SUPPLIED MATERIAL:
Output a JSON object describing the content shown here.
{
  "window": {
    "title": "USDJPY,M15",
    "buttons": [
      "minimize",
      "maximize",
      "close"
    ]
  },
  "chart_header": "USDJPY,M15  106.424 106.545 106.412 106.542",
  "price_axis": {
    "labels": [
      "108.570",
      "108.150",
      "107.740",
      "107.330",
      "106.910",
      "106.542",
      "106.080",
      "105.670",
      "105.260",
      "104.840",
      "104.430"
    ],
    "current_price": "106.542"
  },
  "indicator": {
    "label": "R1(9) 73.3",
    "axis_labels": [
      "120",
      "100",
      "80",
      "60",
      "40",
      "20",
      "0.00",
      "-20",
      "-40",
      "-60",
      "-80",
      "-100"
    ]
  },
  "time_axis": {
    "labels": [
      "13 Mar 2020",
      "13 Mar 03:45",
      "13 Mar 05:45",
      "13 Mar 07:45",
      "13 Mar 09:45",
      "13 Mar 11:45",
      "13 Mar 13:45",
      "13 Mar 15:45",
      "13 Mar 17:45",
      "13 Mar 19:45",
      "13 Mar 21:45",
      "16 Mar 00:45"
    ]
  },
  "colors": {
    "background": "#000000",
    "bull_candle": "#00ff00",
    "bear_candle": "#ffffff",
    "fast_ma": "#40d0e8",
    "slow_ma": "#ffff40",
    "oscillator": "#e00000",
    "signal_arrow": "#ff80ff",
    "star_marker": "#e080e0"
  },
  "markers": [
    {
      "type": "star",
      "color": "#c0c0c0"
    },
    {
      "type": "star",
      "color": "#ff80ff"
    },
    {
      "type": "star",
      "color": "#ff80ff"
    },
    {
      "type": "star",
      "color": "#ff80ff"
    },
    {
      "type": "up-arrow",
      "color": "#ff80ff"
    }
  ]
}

EXERCISE: Select every line above that contains the word "USDJPY", and copy it.

THE RESULT:
    "title": "USDJPY,M15",
  "chart_header": "USDJPY,M15  106.424 106.545 106.412 106.542",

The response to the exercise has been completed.